Locate every line that holds the string "light" and copy it.
-- Begin SOURCE RECORDS --
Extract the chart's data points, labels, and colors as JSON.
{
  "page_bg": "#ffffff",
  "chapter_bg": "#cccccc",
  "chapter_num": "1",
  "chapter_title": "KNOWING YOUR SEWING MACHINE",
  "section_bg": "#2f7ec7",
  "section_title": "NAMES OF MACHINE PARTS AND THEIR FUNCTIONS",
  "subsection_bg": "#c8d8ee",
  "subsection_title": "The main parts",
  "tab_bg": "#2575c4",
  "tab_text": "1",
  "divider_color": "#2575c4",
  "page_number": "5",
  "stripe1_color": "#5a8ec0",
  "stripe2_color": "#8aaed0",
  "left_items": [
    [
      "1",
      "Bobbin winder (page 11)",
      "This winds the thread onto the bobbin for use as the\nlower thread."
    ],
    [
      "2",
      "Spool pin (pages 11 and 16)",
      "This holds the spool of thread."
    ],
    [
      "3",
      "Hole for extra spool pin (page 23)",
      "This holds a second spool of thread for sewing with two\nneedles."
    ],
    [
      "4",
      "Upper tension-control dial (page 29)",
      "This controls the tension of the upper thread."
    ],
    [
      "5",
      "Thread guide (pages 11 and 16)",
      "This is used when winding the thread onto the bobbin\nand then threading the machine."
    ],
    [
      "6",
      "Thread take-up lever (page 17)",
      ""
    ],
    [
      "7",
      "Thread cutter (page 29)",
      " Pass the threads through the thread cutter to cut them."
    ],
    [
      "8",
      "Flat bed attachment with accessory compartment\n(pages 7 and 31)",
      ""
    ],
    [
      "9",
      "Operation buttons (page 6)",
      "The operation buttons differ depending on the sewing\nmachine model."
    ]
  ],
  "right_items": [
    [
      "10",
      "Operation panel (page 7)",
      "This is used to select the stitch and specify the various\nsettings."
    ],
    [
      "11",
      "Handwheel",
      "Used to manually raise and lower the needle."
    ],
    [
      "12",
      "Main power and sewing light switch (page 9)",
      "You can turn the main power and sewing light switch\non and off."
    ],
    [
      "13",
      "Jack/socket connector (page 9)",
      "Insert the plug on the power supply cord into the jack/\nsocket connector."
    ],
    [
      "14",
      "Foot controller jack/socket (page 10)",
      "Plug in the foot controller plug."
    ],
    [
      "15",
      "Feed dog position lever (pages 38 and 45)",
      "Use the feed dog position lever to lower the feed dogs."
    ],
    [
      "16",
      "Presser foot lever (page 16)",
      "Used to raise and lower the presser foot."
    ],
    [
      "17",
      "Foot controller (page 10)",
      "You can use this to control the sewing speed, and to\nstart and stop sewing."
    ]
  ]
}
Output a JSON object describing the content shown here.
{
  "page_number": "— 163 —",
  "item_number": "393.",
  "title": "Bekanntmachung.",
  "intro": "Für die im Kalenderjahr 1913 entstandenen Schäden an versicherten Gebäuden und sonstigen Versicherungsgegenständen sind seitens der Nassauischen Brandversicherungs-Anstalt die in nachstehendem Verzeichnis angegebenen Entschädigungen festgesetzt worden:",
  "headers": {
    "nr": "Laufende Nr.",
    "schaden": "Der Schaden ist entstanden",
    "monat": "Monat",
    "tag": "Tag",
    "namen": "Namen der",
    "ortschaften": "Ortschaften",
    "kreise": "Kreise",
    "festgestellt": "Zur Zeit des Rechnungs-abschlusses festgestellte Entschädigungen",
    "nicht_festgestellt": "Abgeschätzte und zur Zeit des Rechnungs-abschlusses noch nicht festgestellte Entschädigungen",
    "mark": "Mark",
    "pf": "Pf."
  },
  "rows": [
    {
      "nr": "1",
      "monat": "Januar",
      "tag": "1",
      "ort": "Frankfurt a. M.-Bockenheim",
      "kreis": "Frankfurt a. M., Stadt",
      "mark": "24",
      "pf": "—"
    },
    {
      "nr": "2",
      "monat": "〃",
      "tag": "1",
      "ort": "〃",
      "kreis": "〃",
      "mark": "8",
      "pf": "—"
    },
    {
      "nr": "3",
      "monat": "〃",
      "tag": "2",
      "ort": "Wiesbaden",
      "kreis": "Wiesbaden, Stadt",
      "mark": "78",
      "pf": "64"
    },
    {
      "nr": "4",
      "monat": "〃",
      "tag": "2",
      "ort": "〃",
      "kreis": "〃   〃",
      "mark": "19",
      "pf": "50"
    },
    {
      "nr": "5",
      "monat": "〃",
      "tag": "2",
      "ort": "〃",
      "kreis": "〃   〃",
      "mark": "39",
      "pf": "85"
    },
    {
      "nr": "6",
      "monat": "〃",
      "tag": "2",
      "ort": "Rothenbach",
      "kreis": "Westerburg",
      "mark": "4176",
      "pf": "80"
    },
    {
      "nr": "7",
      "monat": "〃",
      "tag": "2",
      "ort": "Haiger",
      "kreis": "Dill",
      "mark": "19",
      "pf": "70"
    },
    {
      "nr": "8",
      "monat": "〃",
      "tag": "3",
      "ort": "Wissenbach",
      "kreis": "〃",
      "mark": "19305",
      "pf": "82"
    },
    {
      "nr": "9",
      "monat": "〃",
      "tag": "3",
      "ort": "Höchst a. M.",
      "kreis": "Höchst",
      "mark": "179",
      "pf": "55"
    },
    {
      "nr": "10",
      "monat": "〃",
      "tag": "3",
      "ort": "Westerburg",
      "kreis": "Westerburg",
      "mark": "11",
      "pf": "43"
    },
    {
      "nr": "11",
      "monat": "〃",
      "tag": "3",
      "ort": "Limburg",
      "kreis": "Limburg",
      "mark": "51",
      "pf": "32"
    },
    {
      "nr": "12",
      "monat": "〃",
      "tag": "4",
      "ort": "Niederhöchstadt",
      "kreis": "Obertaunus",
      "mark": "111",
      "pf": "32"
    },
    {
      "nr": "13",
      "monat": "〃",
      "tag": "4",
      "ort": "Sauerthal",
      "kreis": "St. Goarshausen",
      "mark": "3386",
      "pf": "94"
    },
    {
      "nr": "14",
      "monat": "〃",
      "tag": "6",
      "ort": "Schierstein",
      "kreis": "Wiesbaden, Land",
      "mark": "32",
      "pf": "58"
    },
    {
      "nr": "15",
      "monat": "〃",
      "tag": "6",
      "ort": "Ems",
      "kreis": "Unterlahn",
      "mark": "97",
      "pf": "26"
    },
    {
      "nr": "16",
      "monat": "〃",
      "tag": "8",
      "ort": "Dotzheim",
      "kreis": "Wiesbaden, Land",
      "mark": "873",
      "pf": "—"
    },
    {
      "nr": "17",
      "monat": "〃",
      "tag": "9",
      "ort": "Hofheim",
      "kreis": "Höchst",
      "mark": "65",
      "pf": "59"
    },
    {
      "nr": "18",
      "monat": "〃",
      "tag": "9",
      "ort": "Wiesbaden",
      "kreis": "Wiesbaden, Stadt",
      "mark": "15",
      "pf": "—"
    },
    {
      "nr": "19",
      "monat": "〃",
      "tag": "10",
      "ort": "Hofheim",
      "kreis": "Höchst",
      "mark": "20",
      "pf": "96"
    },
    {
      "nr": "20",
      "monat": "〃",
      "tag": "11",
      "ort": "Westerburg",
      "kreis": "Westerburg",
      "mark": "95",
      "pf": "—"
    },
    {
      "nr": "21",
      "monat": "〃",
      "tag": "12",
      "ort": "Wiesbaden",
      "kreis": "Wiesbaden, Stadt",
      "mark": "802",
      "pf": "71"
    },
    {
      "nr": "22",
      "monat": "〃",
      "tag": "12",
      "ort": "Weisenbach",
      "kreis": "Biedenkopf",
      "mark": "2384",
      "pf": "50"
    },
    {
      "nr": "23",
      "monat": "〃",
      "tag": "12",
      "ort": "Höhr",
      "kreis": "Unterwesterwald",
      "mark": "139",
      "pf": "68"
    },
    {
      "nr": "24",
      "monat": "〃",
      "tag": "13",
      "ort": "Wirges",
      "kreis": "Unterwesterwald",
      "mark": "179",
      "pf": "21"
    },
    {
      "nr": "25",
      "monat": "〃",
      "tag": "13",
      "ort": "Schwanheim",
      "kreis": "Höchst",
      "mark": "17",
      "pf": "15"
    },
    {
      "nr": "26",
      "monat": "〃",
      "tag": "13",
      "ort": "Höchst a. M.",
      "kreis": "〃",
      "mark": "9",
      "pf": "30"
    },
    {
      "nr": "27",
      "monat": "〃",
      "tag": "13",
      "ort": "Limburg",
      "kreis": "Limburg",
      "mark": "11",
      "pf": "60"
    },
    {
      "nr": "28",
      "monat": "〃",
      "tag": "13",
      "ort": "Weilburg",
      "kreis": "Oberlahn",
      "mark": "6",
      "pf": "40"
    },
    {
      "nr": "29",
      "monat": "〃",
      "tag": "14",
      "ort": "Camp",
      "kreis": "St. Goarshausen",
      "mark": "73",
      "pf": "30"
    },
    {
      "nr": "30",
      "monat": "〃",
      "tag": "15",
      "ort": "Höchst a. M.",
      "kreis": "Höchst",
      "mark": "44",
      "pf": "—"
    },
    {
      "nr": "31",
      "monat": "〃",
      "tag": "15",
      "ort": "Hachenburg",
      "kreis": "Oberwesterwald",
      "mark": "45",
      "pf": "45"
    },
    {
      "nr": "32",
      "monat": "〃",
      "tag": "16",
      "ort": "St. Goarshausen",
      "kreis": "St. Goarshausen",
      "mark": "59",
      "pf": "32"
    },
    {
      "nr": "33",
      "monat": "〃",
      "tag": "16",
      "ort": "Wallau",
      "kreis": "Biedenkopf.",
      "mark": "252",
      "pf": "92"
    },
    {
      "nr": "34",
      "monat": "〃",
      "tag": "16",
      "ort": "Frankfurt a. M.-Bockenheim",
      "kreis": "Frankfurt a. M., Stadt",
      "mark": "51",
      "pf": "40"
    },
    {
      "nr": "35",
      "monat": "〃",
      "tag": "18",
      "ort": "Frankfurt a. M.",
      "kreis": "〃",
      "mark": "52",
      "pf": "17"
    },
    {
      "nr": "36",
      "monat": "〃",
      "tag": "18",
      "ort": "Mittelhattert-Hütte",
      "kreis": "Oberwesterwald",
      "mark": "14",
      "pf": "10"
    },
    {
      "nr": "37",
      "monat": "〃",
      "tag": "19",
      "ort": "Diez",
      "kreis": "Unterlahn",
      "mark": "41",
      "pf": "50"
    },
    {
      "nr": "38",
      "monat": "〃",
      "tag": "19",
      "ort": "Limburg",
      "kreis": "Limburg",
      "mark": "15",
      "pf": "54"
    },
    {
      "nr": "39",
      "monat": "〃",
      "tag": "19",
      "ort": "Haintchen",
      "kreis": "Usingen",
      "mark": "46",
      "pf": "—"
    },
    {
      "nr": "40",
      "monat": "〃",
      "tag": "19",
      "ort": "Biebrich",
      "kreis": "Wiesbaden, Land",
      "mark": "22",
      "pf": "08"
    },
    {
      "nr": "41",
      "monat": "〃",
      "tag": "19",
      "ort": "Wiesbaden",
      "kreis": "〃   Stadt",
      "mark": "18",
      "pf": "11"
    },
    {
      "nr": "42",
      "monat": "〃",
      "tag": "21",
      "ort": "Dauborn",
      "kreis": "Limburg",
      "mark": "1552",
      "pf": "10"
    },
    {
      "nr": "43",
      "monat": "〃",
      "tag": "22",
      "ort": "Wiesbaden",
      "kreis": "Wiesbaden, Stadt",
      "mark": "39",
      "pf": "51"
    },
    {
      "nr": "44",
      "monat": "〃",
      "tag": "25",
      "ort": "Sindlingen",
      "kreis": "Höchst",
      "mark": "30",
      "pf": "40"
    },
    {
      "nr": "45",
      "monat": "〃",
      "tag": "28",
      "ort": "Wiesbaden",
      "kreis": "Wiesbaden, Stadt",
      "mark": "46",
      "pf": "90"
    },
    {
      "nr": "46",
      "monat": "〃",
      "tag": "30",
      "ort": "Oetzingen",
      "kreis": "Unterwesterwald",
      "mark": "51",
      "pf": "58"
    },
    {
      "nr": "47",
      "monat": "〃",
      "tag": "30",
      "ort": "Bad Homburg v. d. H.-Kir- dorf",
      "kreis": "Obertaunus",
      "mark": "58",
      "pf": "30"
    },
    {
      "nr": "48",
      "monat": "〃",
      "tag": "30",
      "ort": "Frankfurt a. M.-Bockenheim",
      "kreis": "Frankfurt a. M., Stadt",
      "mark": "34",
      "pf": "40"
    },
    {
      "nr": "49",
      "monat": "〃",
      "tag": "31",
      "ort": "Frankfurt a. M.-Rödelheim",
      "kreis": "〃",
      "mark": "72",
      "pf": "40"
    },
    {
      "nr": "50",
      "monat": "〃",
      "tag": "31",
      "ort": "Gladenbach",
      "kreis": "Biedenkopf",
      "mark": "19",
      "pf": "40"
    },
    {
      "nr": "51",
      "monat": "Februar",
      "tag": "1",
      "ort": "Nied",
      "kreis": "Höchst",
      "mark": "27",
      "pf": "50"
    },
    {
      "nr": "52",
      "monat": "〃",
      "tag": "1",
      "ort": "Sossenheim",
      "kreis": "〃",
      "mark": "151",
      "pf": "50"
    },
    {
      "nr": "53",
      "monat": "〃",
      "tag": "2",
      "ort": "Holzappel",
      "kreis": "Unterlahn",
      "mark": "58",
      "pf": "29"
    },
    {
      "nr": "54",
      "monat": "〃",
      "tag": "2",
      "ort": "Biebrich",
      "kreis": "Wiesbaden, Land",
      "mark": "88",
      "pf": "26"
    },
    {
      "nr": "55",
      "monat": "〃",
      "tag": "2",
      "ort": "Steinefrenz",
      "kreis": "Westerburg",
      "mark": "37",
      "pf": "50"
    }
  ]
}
-- End SOURCE RECORDS --
**OUTPUT OF THE TASK:**
      "Main power and sewing light switch (page 9)",
      "You can turn the main power and sewing light switch\non and off."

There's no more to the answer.